§ **DIRECTIVE**
Look through the listing and locate every line containing the word "style"; copy those lines.

§ **RECORDED DATA**
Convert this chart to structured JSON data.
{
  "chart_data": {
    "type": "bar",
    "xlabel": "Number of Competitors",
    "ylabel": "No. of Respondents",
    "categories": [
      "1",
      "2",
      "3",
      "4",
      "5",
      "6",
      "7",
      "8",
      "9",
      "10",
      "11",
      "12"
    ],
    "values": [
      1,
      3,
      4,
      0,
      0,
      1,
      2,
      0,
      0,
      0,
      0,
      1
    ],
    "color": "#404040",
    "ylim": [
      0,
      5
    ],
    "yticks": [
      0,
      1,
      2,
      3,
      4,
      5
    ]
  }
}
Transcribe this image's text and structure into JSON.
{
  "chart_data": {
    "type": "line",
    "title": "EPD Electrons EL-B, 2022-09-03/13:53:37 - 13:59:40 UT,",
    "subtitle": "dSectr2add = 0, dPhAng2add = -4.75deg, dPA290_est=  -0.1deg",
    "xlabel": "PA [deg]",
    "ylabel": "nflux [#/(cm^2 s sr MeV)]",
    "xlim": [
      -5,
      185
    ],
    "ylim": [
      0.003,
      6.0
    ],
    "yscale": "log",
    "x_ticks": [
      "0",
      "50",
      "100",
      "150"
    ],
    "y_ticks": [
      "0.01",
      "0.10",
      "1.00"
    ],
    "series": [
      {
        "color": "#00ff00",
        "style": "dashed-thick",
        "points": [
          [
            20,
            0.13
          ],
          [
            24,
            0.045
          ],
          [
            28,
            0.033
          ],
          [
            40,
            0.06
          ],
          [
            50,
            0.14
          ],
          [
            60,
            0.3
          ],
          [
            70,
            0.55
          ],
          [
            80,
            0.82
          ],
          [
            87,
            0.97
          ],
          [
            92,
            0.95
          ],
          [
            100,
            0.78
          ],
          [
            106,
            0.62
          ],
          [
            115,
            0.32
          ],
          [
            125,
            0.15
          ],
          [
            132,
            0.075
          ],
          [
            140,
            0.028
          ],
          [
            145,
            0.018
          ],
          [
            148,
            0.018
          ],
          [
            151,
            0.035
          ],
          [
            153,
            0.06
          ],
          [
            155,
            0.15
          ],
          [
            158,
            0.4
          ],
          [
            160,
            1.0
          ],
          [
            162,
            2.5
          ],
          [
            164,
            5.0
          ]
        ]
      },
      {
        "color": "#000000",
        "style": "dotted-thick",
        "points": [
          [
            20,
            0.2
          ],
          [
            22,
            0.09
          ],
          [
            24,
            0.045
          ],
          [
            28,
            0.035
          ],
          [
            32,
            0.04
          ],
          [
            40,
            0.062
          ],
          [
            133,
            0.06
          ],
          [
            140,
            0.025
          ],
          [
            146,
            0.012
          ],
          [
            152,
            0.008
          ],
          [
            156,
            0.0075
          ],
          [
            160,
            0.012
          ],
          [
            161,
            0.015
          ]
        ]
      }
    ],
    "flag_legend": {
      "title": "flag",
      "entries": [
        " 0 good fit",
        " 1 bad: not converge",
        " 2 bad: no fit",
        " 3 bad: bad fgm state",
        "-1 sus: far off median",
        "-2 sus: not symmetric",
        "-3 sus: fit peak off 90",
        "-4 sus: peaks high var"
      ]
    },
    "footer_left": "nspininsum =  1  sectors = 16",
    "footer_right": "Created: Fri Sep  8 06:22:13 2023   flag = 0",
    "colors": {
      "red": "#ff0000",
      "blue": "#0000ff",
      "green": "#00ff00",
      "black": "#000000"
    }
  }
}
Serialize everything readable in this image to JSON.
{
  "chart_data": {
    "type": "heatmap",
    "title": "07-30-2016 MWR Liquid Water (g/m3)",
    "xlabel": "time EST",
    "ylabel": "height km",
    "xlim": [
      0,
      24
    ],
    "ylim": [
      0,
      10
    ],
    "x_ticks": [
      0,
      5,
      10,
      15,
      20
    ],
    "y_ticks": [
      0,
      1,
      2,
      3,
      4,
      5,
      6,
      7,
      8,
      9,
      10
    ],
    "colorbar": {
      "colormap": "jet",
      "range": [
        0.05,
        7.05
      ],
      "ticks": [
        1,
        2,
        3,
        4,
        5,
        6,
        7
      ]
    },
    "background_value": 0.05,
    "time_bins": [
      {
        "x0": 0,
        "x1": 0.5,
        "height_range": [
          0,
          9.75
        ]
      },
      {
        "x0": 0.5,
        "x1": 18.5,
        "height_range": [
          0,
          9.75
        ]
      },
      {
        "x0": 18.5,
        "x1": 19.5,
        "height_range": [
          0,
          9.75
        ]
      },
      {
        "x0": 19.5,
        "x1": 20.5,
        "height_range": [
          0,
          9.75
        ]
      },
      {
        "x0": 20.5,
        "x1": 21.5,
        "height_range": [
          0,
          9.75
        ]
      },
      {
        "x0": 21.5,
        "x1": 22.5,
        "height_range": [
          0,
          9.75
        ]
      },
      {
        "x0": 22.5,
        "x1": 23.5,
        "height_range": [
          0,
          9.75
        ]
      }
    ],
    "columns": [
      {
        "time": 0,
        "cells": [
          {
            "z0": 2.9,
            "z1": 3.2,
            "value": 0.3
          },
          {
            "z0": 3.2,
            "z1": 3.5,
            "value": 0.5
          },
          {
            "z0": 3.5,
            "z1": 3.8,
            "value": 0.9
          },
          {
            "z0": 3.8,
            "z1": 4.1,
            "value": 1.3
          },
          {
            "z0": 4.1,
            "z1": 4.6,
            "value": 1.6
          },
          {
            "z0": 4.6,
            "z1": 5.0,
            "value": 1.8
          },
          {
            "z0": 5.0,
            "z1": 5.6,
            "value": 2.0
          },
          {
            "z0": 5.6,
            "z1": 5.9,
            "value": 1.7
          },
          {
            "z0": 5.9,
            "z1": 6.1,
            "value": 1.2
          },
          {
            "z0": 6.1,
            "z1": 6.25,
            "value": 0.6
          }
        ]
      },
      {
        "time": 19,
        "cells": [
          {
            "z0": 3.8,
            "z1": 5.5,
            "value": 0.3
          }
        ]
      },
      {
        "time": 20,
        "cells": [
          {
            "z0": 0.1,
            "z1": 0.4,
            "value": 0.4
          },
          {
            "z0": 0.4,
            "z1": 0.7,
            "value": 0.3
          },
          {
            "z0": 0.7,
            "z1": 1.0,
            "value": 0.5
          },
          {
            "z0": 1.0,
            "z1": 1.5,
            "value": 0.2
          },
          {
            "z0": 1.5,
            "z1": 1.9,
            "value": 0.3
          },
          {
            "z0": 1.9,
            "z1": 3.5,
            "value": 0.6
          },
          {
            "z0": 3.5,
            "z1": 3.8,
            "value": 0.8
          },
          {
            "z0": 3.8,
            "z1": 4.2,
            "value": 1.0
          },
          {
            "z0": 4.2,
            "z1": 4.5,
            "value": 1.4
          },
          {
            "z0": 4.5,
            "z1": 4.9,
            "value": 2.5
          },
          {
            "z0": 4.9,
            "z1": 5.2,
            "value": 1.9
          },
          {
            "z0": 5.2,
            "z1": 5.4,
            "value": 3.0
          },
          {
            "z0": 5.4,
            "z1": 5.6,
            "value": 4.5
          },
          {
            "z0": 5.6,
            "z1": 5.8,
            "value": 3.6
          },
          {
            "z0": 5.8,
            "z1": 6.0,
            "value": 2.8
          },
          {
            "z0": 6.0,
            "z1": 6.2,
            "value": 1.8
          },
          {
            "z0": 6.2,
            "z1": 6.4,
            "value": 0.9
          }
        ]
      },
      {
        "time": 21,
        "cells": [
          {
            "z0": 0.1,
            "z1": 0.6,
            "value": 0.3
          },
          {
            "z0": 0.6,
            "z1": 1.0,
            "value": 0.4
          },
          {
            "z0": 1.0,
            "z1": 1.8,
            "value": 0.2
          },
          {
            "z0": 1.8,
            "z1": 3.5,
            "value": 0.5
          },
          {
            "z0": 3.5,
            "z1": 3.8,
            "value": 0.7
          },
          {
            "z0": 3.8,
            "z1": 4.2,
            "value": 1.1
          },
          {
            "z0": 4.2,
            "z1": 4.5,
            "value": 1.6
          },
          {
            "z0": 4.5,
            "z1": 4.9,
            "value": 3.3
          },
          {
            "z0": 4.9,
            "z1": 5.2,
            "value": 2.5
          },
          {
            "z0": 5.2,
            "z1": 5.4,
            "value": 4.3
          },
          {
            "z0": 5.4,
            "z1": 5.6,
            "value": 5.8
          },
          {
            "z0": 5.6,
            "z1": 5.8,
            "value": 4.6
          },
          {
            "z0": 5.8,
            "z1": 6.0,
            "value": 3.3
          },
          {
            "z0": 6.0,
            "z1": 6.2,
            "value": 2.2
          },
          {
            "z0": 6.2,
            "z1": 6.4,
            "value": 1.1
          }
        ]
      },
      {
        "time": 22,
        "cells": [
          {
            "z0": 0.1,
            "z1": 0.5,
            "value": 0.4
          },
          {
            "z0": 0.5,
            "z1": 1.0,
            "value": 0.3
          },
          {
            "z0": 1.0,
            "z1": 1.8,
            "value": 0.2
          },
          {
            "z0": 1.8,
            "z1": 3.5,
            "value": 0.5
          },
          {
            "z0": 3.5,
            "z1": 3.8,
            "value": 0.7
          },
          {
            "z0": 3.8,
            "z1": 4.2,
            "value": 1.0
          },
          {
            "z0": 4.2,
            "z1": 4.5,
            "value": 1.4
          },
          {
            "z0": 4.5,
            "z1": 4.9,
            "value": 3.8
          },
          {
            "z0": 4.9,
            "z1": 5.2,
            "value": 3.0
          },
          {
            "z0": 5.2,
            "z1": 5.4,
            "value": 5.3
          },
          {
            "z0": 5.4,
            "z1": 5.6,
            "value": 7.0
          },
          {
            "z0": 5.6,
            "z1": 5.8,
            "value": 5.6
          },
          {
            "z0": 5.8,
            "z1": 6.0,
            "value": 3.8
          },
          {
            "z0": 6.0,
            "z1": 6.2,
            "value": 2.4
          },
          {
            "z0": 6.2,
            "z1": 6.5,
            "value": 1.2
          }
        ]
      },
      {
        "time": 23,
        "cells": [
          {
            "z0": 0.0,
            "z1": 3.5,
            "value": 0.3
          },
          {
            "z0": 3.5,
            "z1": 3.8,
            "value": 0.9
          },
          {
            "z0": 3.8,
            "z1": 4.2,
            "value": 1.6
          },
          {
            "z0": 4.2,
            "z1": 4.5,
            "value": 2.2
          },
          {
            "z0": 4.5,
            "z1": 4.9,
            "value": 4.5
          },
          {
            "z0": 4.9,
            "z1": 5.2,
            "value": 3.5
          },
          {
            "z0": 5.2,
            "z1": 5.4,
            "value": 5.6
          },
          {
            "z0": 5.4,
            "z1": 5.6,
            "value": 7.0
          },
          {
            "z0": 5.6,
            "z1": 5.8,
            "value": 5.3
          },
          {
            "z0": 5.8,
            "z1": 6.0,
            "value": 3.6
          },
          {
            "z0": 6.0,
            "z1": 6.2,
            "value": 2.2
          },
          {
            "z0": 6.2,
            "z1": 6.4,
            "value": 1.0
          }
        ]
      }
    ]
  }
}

§ **ANSWER IN FULL**
        "style": "dashed-thick",
        "style": "dotted-thick",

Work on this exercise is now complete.